— START Data provided —

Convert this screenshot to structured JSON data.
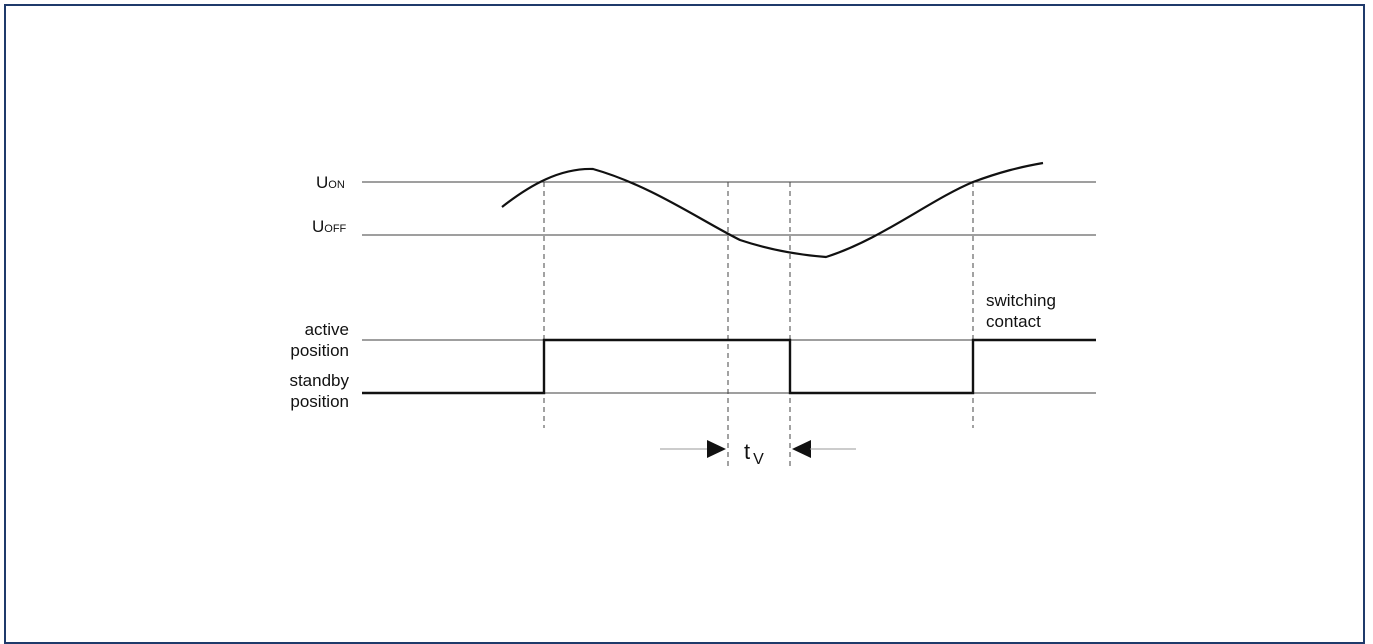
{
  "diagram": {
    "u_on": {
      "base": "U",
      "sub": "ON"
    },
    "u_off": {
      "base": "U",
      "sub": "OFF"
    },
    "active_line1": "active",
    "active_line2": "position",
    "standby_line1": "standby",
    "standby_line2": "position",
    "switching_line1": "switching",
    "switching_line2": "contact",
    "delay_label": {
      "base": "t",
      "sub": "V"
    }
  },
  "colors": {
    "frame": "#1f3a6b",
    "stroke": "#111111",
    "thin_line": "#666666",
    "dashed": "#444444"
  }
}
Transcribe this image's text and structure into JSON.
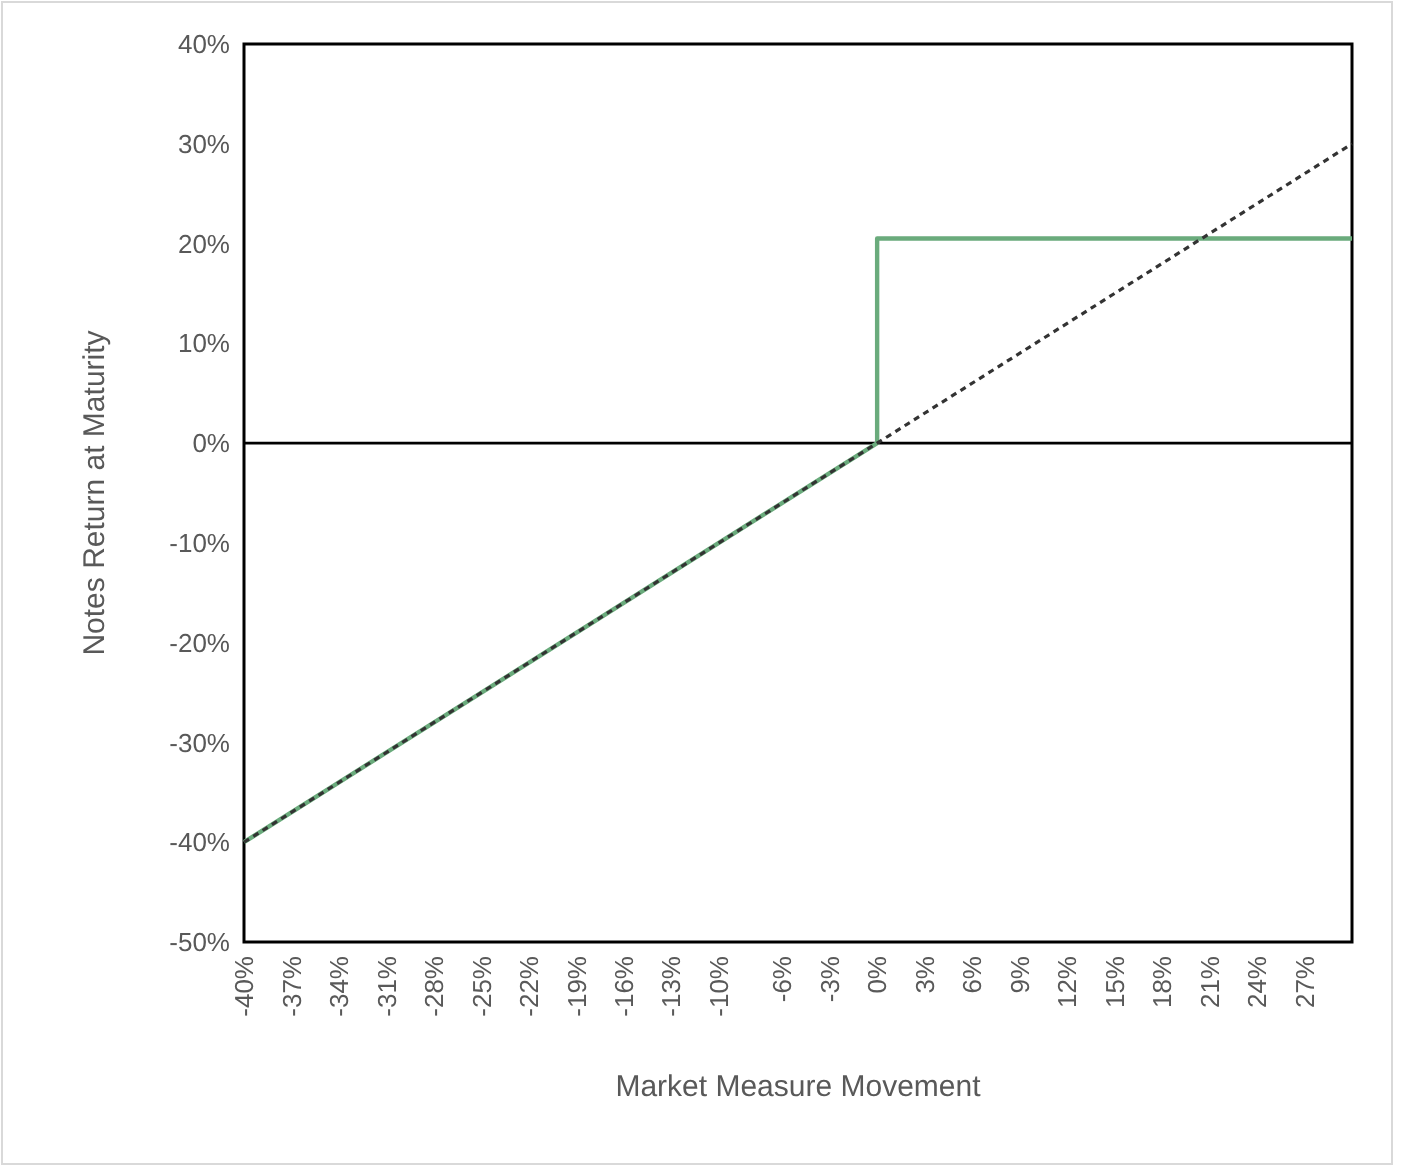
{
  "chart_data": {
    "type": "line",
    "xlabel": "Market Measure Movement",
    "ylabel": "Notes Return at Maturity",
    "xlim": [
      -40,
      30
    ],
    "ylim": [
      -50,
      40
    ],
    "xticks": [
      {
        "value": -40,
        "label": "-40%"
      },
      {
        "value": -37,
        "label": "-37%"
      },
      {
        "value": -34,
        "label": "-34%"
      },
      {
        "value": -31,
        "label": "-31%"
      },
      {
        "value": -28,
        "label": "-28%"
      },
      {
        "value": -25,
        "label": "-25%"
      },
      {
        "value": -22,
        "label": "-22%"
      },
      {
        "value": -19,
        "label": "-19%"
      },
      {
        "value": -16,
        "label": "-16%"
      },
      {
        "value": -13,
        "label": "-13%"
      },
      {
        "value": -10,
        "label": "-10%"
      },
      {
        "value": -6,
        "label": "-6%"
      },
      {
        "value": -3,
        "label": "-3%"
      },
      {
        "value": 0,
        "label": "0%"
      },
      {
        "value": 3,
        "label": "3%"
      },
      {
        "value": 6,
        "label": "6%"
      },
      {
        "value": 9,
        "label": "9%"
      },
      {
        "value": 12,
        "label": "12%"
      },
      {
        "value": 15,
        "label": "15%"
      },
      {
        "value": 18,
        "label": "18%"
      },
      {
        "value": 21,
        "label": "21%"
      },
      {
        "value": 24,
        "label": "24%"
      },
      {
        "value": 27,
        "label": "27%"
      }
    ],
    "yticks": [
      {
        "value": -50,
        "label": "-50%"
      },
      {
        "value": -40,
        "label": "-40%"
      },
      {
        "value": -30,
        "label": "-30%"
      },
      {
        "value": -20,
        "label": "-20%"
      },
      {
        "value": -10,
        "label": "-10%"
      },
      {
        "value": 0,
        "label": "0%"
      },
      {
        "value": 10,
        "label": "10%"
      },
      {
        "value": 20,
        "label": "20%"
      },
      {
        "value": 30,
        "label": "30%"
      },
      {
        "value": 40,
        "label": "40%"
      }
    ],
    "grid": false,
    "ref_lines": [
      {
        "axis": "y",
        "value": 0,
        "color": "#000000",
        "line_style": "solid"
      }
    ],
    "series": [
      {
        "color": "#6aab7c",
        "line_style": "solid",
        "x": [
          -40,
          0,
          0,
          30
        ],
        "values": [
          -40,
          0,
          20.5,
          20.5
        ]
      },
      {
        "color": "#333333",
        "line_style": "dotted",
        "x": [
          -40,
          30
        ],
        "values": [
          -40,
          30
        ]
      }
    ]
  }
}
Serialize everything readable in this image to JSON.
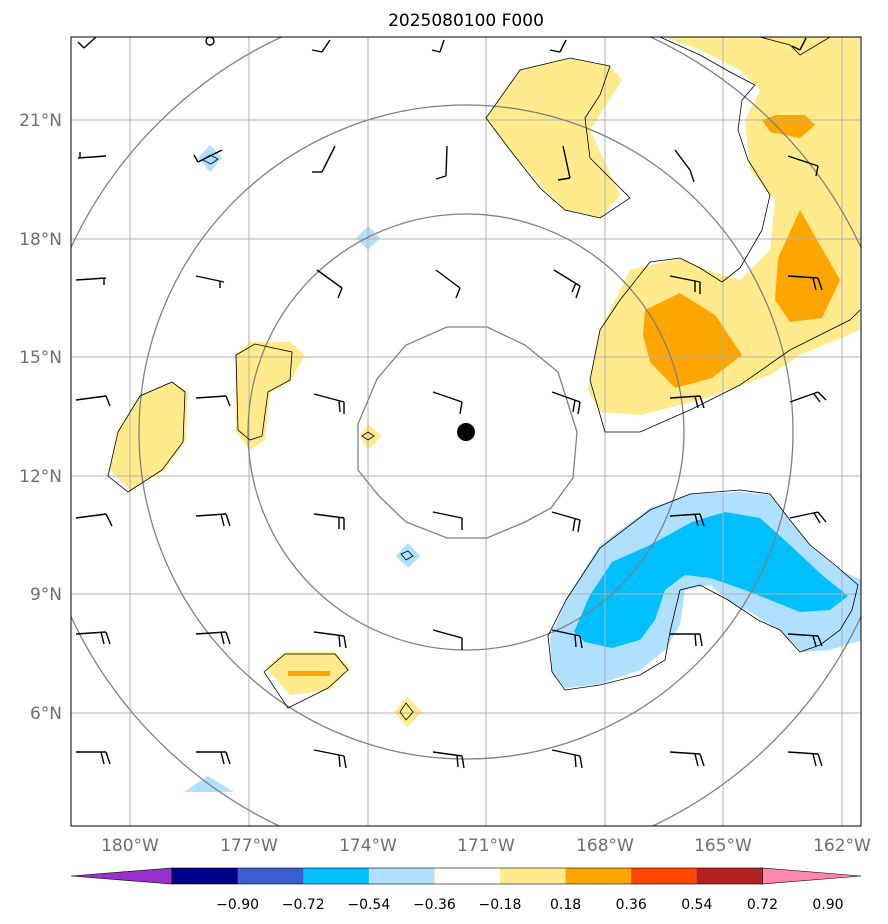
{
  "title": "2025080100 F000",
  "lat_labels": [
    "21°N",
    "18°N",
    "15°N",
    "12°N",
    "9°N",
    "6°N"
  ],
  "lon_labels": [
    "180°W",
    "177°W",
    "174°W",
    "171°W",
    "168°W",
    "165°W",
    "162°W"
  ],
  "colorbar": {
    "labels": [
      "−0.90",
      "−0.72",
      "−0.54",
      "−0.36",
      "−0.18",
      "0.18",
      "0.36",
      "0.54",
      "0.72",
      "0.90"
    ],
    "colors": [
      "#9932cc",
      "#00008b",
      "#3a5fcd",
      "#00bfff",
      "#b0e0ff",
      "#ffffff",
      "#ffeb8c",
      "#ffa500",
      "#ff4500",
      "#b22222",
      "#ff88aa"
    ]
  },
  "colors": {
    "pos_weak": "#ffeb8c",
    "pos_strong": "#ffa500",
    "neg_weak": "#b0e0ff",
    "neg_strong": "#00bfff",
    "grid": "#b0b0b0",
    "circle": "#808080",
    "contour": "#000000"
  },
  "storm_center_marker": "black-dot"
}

— END Data provided —

=== Work to complete ===
Reproduce exactly and only the lines from the one with "Serialize everything readable" through the last entry, both included, excluding every picture.

=== Full response ===
Serialize everything readable in this image to JSON.
{
  "title": "2025080100 F000",
  "lat_labels": [
    "21°N",
    "18°N",
    "15°N",
    "12°N",
    "9°N",
    "6°N"
  ],
  "lon_labels": [
    "180°W",
    "177°W",
    "174°W",
    "171°W",
    "168°W",
    "165°W",
    "162°W"
  ],
  "colorbar": {
    "labels": [
      "−0.90",
      "−0.72",
      "−0.54",
      "−0.36",
      "−0.18",
      "0.18",
      "0.36",
      "0.54",
      "0.72",
      "0.90"
    ],
    "colors": [
      "#9932cc",
      "#00008b",
      "#3a5fcd",
      "#00bfff",
      "#b0e0ff",
      "#ffffff",
      "#ffeb8c",
      "#ffa500",
      "#ff4500",
      "#b22222",
      "#ff88aa"
    ]
  },
  "colors": {
    "pos_weak": "#ffeb8c",
    "pos_strong": "#ffa500",
    "neg_weak": "#b0e0ff",
    "neg_strong": "#00bfff",
    "grid": "#b0b0b0",
    "circle": "#808080",
    "contour": "#000000"
  },
  "storm_center_marker": "black-dot"
}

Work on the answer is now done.